- Set exercise
Write out the data again in full, exactly as it reads.

- Given information
---------------

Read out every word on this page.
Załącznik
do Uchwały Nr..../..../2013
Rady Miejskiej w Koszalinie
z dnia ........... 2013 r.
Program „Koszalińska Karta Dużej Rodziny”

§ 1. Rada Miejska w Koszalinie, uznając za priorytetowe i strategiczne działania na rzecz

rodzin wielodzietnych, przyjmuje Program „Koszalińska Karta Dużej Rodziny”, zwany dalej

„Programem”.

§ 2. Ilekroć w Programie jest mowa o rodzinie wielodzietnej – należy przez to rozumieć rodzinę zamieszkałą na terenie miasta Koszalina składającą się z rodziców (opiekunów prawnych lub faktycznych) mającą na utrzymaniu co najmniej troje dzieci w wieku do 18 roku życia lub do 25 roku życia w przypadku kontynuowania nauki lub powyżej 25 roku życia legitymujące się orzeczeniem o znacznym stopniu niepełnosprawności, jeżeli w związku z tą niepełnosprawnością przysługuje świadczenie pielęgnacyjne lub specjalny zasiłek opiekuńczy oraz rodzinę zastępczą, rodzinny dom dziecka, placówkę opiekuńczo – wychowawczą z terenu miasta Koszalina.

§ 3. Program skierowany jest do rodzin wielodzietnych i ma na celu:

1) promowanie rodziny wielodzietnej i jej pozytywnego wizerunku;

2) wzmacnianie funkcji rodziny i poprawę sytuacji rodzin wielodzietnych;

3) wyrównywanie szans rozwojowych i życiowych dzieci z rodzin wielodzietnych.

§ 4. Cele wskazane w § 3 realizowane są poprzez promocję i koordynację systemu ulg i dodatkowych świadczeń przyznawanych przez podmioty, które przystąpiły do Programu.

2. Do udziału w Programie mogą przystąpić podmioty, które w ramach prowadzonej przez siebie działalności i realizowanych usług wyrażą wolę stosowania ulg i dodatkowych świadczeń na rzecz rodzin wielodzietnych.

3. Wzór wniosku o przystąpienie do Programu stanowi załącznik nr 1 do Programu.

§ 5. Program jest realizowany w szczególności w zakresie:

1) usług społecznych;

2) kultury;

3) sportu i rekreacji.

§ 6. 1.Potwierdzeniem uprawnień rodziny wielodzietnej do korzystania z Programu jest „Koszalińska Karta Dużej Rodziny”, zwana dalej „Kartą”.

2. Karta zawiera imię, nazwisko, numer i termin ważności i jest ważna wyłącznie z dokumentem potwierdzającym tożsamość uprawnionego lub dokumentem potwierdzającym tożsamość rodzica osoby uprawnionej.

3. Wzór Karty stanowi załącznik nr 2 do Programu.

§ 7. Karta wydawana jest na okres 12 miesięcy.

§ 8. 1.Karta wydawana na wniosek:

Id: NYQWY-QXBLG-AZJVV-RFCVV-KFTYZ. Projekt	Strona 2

---------------

- Solution to this task
Read out every word on this page.
Załącznik
do Uchwały Nr..../..../2013
Rady Miejskiej w Koszalinie
z dnia ........... 2013 r.
Program „Koszalińska Karta Dużej Rodziny”

§ 1. Rada Miejska w Koszalinie, uznając za priorytetowe i strategiczne działania na rzecz

rodzin wielodzietnych, przyjmuje Program „Koszalińska Karta Dużej Rodziny”, zwany dalej

„Programem”.

§ 2. Ilekroć w Programie jest mowa o rodzinie wielodzietnej – należy przez to rozumieć rodzinę zamieszkałą na terenie miasta Koszalina składającą się z rodziców (opiekunów prawnych lub faktycznych) mającą na utrzymaniu co najmniej troje dzieci w wieku do 18 roku życia lub do 25 roku życia w przypadku kontynuowania nauki lub powyżej 25 roku życia legitymujące się orzeczeniem o znacznym stopniu niepełnosprawności, jeżeli w związku z tą niepełnosprawnością przysługuje świadczenie pielęgnacyjne lub specjalny zasiłek opiekuńczy oraz rodzinę zastępczą, rodzinny dom dziecka, placówkę opiekuńczo – wychowawczą z terenu miasta Koszalina.

§ 3. Program skierowany jest do rodzin wielodzietnych i ma na celu:

1) promowanie rodziny wielodzietnej i jej pozytywnego wizerunku;

2) wzmacnianie funkcji rodziny i poprawę sytuacji rodzin wielodzietnych;

3) wyrównywanie szans rozwojowych i życiowych dzieci z rodzin wielodzietnych.

§ 4. Cele wskazane w § 3 realizowane są poprzez promocję i koordynację systemu ulg i dodatkowych świadczeń przyznawanych przez podmioty, które przystąpiły do Programu.

2. Do udziału w Programie mogą przystąpić podmioty, które w ramach prowadzonej przez siebie działalności i realizowanych usług wyrażą wolę stosowania ulg i dodatkowych świadczeń na rzecz rodzin wielodzietnych.

3. Wzór wniosku o przystąpienie do Programu stanowi załącznik nr 1 do Programu.

§ 5. Program jest realizowany w szczególności w zakresie:

1) usług społecznych;

2) kultury;

3) sportu i rekreacji.

§ 6. 1.Potwierdzeniem uprawnień rodziny wielodzietnej do korzystania z Programu jest „Koszalińska Karta Dużej Rodziny”, zwana dalej „Kartą”.

2. Karta zawiera imię, nazwisko, numer i termin ważności i jest ważna wyłącznie z dokumentem potwierdzającym tożsamość uprawnionego lub dokumentem potwierdzającym tożsamość rodzica osoby uprawnionej.

3. Wzór Karty stanowi załącznik nr 2 do Programu.

§ 7. Karta wydawana jest na okres 12 miesięcy.

§ 8. 1.Karta wydawana na wniosek:

Id: NYQWY-QXBLG-AZJVV-RFCVV-KFTYZ. Projekt	Strona 2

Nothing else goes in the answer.